(Records)
☆ ☆ ☆ ☆ ☆ ☆ ☆
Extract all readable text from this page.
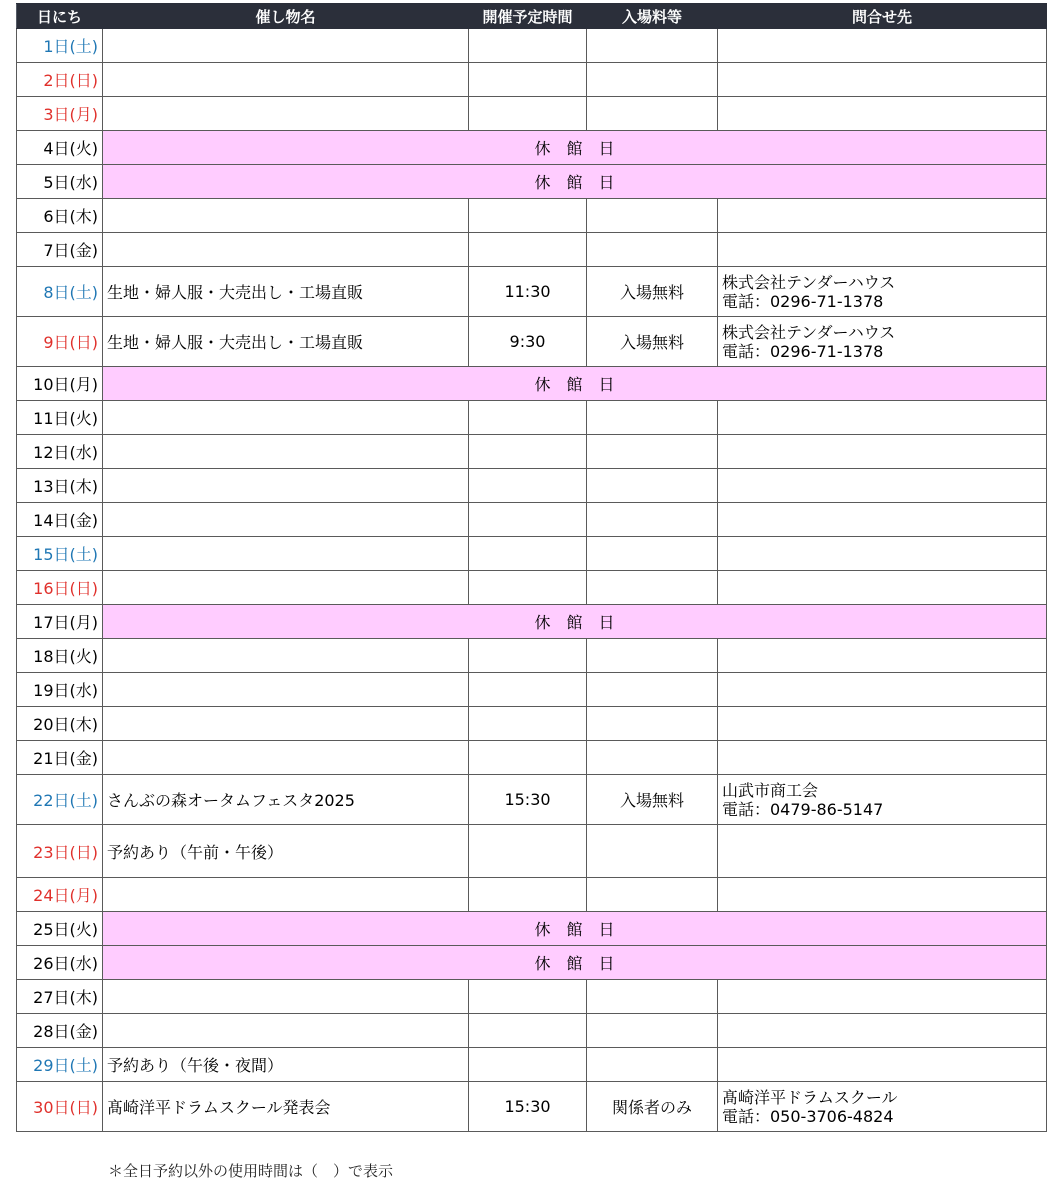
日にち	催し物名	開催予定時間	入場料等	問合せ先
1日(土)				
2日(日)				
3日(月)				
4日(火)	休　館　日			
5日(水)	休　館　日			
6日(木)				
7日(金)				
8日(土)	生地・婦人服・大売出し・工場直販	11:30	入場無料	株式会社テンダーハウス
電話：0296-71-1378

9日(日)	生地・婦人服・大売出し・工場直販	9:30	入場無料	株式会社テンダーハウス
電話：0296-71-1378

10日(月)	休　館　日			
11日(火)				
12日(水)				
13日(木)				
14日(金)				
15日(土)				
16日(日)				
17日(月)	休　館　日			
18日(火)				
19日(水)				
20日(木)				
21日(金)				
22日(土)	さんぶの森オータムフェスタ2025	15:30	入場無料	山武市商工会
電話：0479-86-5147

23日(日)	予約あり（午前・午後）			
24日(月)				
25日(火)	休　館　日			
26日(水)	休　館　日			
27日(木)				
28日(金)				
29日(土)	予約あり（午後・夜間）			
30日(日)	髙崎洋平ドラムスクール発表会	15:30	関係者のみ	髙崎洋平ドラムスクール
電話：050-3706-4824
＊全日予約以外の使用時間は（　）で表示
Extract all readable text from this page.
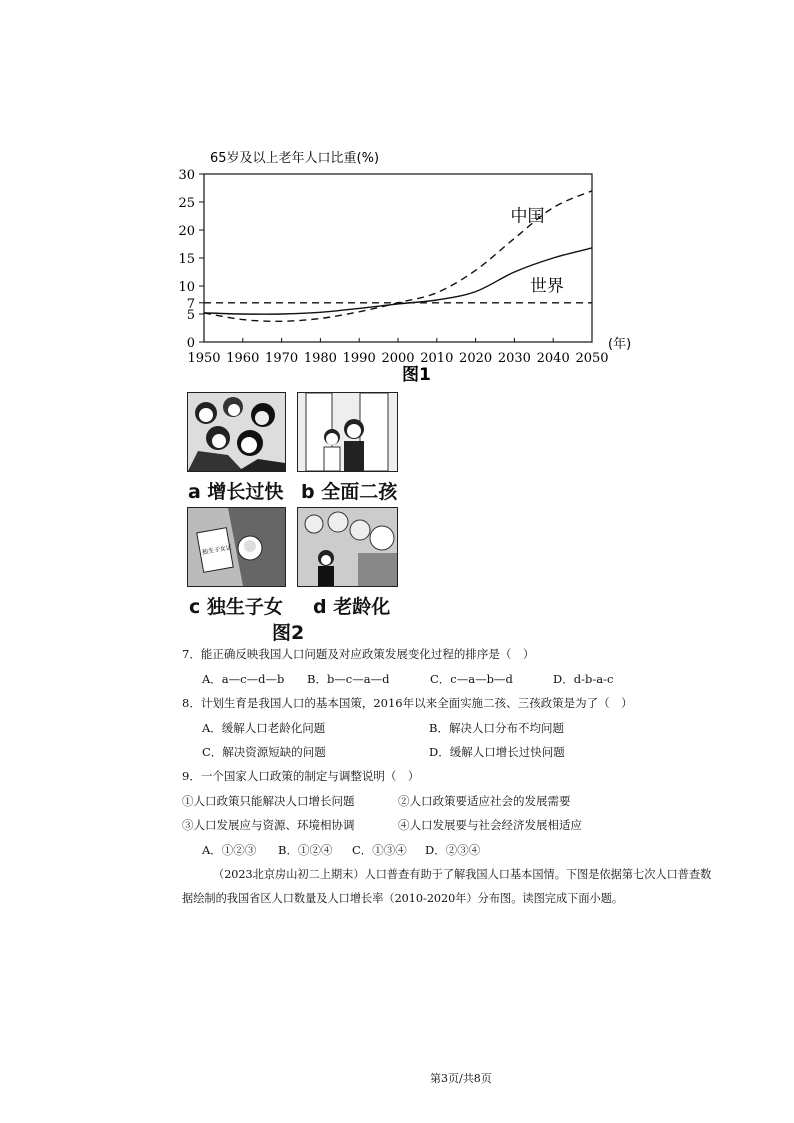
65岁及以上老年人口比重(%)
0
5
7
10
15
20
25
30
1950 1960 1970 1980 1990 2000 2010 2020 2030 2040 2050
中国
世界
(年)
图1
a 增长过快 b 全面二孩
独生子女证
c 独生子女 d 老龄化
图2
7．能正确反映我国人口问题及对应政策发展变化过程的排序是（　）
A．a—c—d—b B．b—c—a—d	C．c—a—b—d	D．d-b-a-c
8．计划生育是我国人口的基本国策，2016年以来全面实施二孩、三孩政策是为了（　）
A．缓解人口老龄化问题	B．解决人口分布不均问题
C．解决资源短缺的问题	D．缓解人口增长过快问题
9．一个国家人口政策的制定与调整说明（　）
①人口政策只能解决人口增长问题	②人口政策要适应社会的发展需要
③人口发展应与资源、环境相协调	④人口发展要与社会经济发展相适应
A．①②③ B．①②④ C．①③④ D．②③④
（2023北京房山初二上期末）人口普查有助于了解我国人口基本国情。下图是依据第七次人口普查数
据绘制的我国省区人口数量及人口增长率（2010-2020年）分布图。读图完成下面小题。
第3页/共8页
☆ ☆ ☆ ☆ ☆ ☆ ☆
◆ Task description ◆
Make an exact copy of every record, pictures excluded.

◆ Result below ◆
Extract all readable text from this page.
日にち	催し物名	開催予定時間	入場料等	問合せ先
1日(土)				
2日(日)				
3日(月)				
4日(火)	休　館　日			
5日(水)	休　館　日			
6日(木)				
7日(金)				
8日(土)	生地・婦人服・大売出し・工場直販	11:30	入場無料	株式会社テンダーハウス
電話：0296-71-1378

9日(日)	生地・婦人服・大売出し・工場直販	9:30	入場無料	株式会社テンダーハウス
電話：0296-71-1378

10日(月)	休　館　日			
11日(火)				
12日(水)				
13日(木)				
14日(金)				
15日(土)				
16日(日)				
17日(月)	休　館　日			
18日(火)				
19日(水)				
20日(木)				
21日(金)				
22日(土)	さんぶの森オータムフェスタ2025	15:30	入場無料	山武市商工会
電話：0479-86-5147

23日(日)	予約あり（午前・午後）			
24日(月)				
25日(火)	休　館　日			
26日(水)	休　館　日			
27日(木)				
28日(金)				
29日(土)	予約あり（午後・夜間）			
30日(日)	髙崎洋平ドラムスクール発表会	15:30	関係者のみ	髙崎洋平ドラムスクール
電話：050-3706-4824
＊全日予約以外の使用時間は（　）で表示
Extract all readable text from this page.
65岁及以上老年人口比重(%)
0
5
7
10
15
20
25
30
1950 1960 1970 1980 1990 2000 2010 2020 2030 2040 2050
中国
世界
(年)
图1
a 增长过快 b 全面二孩
独生子女证
c 独生子女 d 老龄化
图2
7．能正确反映我国人口问题及对应政策发展变化过程的排序是（　）
A．a—c—d—b B．b—c—a—d	C．c—a—b—d	D．d-b-a-c
8．计划生育是我国人口的基本国策，2016年以来全面实施二孩、三孩政策是为了（　）
A．缓解人口老龄化问题	B．解决人口分布不均问题
C．解决资源短缺的问题	D．缓解人口增长过快问题
9．一个国家人口政策的制定与调整说明（　）
①人口政策只能解决人口增长问题	②人口政策要适应社会的发展需要
③人口发展应与资源、环境相协调	④人口发展要与社会经济发展相适应
A．①②③ B．①②④ C．①③④ D．②③④
（2023北京房山初二上期末）人口普查有助于了解我国人口基本国情。下图是依据第七次人口普查数
据绘制的我国省区人口数量及人口增长率（2010-2020年）分布图。读图完成下面小题。
第3页/共8页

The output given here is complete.